» **Given request**
Rewrite the rows starting at the one containing "bar-belgium-30 <box>153 390 251 400</box>" and ending at the one containing "category-label: Israel (23)", changing "Germany" to "Deutschland" and leaving everything else as it is.

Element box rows
******

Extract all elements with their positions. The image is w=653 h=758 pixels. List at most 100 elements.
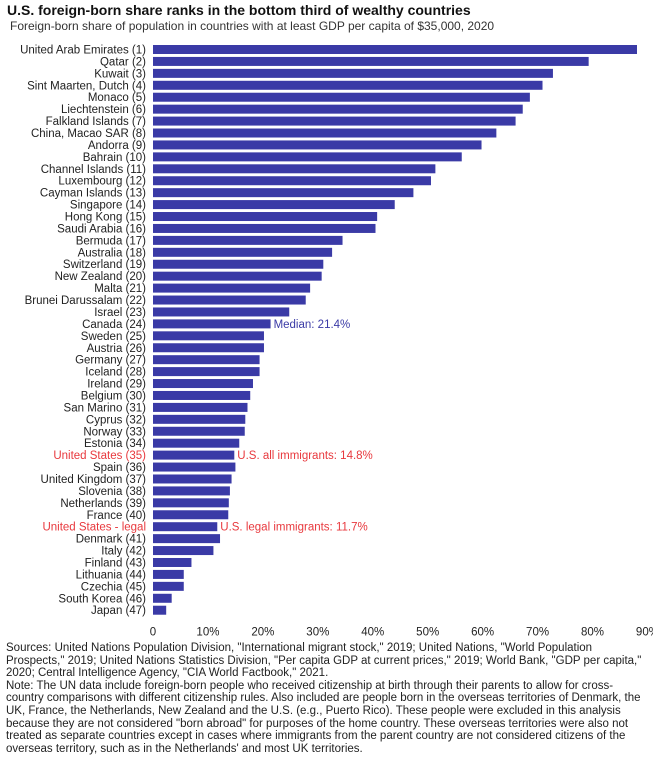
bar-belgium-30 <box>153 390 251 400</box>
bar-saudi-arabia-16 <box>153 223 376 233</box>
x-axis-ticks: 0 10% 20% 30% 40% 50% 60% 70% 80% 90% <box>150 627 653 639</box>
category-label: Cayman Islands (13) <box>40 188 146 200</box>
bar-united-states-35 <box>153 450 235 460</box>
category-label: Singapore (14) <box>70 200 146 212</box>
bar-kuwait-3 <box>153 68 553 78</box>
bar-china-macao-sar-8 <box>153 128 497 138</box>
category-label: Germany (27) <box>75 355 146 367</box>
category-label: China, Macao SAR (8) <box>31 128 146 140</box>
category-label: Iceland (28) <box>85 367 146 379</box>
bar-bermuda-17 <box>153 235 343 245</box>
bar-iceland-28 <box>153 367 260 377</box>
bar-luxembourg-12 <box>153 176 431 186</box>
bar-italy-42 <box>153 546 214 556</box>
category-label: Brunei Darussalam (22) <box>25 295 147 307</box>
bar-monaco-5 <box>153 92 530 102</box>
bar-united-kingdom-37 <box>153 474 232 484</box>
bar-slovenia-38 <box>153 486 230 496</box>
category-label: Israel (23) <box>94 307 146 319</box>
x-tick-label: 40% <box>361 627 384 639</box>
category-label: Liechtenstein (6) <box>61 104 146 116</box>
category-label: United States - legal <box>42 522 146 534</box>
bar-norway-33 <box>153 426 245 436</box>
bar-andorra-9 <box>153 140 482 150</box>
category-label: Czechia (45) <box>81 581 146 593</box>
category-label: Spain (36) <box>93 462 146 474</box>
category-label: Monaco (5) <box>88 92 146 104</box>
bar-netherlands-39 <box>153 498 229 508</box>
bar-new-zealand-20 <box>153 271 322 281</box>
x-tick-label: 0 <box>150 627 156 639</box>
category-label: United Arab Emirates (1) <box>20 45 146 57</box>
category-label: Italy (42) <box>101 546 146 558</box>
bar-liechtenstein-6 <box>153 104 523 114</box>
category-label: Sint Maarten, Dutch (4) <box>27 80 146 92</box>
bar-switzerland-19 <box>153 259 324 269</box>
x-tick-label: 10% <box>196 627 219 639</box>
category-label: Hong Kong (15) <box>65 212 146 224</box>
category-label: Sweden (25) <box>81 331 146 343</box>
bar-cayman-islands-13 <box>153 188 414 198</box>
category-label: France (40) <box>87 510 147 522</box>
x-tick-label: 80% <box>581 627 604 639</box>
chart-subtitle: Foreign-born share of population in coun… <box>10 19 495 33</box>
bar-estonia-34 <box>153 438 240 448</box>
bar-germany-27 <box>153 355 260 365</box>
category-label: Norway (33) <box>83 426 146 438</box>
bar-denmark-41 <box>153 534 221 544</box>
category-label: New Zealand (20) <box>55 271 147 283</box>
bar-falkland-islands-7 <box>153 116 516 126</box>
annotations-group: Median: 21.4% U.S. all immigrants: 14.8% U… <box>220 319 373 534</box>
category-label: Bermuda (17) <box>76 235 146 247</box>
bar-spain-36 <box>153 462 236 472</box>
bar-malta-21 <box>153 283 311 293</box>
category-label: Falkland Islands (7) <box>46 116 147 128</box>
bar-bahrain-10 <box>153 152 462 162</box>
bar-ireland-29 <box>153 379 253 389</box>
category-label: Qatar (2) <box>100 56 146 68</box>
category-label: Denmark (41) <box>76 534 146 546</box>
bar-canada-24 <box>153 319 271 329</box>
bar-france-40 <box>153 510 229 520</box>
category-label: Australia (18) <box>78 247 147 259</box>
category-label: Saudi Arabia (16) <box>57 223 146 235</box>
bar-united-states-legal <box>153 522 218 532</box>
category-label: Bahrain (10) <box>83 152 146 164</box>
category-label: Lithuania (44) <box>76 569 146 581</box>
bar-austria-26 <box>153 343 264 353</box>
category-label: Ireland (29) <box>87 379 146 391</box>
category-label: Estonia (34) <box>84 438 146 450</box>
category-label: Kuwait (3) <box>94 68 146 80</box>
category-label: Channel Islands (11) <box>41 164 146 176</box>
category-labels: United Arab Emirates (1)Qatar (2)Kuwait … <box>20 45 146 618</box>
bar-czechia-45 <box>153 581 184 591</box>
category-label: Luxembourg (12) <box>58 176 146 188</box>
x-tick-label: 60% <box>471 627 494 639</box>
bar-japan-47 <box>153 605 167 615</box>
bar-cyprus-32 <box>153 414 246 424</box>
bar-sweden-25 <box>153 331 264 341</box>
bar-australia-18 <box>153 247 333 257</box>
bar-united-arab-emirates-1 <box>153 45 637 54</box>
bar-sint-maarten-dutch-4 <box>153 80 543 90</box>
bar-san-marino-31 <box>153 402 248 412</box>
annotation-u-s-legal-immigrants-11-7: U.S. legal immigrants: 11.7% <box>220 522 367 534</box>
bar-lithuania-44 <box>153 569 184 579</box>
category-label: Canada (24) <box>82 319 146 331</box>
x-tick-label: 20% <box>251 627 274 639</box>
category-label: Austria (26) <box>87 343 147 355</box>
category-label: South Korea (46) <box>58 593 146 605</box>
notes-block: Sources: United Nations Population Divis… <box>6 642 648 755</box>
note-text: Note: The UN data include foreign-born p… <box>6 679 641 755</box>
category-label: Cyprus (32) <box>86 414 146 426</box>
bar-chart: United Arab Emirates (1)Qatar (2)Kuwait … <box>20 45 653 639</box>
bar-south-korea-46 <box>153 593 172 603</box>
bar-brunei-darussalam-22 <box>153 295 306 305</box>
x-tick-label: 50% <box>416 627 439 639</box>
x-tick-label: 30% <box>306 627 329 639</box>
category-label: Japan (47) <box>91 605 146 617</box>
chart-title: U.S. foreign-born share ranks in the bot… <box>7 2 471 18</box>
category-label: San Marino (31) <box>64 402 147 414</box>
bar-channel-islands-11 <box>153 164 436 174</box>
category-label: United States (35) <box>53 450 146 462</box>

******

» **Answer below**
bar-belgium-30 <box>153 390 251 400</box>
bar-saudi-arabia-16 <box>153 223 376 233</box>
x-axis-ticks: 0 10% 20% 30% 40% 50% 60% 70% 80% 90% <box>150 627 653 639</box>
category-label: Cayman Islands (13) <box>40 188 146 200</box>
bar-united-states-35 <box>153 450 235 460</box>
category-label: Singapore (14) <box>70 200 146 212</box>
bar-kuwait-3 <box>153 68 553 78</box>
bar-china-macao-sar-8 <box>153 128 497 138</box>
category-label: Deutschland (27) <box>75 355 146 367</box>
category-label: China, Macao SAR (8) <box>31 128 146 140</box>
category-label: Iceland (28) <box>85 367 146 379</box>
bar-bermuda-17 <box>153 235 343 245</box>
bar-iceland-28 <box>153 367 260 377</box>
bar-luxembourg-12 <box>153 176 431 186</box>
bar-italy-42 <box>153 546 214 556</box>
category-label: Brunei Darussalam (22) <box>25 295 147 307</box>
bar-monaco-5 <box>153 92 530 102</box>
bar-united-kingdom-37 <box>153 474 232 484</box>
bar-slovenia-38 <box>153 486 230 496</box>
category-label: Israel (23) <box>94 307 146 319</box>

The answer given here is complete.